** start THE DATA **
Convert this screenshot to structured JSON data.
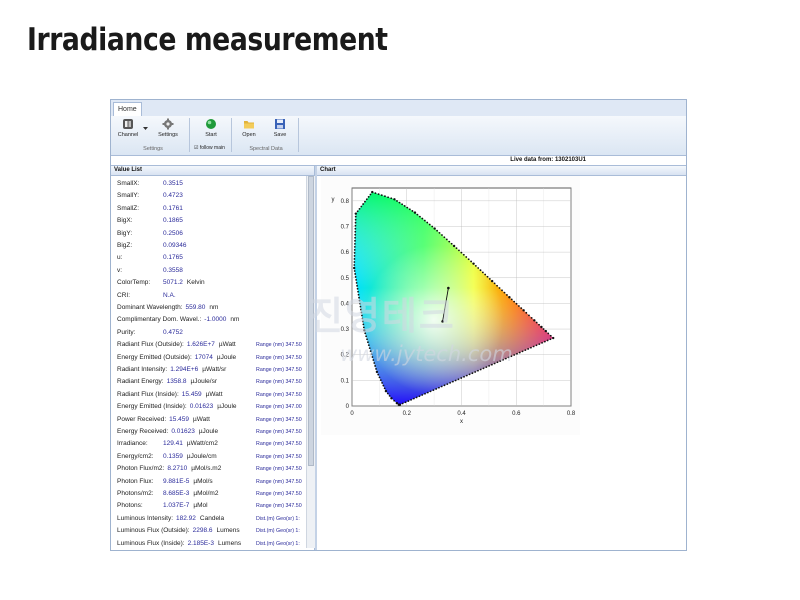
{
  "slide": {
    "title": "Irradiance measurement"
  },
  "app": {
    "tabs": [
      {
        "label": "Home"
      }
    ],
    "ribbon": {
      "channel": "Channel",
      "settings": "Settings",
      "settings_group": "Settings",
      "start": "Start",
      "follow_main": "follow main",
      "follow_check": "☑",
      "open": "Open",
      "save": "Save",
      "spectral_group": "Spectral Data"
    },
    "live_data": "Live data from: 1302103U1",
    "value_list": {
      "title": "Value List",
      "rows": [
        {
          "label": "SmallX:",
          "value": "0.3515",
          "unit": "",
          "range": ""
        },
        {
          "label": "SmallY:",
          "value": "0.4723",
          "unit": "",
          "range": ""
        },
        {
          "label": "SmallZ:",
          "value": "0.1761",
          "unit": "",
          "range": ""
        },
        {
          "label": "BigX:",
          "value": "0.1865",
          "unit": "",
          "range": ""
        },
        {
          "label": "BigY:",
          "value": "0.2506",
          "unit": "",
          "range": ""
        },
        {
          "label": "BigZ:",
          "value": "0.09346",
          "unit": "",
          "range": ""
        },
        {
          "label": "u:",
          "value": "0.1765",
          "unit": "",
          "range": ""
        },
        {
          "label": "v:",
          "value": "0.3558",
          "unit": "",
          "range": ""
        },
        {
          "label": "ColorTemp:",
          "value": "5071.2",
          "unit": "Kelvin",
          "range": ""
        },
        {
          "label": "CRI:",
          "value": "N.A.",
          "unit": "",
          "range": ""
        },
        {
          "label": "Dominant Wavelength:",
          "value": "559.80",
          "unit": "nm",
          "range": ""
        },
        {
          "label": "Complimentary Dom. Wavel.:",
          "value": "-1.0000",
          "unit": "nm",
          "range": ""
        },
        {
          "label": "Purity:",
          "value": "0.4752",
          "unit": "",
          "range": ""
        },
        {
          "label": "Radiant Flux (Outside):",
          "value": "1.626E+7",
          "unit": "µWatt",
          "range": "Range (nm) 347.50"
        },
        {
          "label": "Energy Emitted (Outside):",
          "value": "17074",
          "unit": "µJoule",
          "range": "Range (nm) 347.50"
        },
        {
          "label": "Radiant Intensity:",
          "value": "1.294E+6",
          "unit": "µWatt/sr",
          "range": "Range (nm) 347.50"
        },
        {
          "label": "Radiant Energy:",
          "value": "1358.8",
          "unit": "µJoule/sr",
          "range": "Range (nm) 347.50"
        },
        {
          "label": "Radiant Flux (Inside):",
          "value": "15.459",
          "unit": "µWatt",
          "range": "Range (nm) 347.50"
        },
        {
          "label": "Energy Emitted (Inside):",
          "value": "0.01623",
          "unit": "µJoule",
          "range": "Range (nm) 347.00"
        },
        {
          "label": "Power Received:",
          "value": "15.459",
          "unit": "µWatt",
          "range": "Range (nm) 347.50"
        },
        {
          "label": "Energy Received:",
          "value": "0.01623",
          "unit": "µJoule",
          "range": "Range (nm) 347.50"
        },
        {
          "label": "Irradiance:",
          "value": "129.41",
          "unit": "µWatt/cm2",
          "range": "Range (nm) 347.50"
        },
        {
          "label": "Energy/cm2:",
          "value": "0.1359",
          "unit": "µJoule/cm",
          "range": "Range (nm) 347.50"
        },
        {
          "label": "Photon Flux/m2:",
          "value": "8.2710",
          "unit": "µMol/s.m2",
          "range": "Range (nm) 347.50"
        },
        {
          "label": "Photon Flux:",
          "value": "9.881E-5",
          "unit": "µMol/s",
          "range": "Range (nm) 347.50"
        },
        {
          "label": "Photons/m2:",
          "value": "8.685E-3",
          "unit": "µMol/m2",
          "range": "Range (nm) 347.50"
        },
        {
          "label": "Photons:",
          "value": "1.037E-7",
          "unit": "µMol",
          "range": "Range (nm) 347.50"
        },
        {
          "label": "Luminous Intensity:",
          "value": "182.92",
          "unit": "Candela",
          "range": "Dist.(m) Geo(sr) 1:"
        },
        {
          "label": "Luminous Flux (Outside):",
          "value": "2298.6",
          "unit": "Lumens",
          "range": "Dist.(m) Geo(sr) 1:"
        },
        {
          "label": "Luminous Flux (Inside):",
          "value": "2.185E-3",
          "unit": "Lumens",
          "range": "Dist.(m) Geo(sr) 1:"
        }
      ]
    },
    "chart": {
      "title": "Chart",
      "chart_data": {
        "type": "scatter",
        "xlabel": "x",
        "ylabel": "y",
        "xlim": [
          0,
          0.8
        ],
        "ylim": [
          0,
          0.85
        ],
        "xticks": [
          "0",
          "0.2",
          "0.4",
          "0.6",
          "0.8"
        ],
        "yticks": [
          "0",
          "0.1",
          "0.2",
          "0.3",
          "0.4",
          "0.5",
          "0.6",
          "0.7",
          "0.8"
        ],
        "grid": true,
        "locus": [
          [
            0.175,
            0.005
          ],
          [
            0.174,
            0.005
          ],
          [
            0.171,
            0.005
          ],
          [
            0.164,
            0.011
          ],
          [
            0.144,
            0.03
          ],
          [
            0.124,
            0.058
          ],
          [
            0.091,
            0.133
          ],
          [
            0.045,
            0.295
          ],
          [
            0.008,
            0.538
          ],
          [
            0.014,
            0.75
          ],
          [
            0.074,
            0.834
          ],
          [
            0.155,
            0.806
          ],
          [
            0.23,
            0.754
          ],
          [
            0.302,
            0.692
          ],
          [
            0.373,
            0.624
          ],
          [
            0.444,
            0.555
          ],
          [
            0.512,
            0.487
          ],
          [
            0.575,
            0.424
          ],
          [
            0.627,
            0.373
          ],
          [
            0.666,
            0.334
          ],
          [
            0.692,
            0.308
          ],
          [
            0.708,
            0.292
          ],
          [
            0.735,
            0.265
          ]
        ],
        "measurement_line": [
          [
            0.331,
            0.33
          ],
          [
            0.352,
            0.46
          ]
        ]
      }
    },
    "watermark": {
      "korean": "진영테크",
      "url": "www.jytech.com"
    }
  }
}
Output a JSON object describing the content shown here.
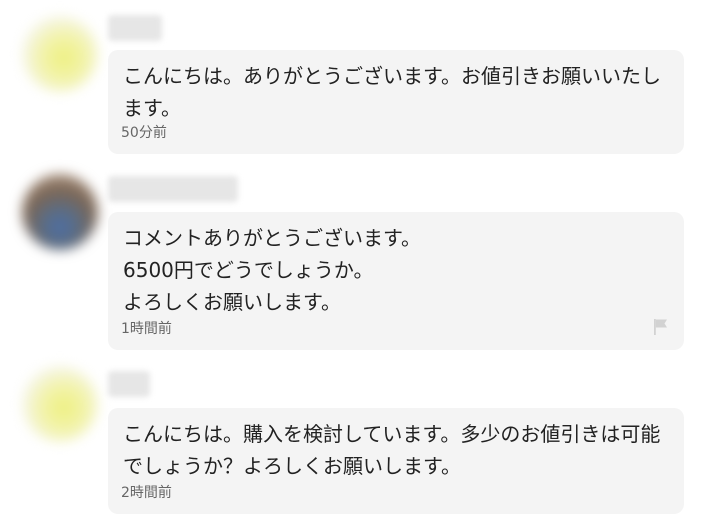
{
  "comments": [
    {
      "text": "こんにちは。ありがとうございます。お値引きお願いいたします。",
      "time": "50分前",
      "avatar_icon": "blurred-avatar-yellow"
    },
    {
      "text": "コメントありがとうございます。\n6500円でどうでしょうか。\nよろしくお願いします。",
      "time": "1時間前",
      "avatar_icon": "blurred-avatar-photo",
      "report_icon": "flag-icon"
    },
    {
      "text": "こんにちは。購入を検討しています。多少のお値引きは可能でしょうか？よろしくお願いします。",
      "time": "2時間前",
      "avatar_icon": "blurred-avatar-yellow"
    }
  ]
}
** end THE DATA **
PROMPT: Copy out all lines that carry the word "Received".

EXERCISE SOLUTION:
          "label": "Power Received:",
          "label": "Energy Received:",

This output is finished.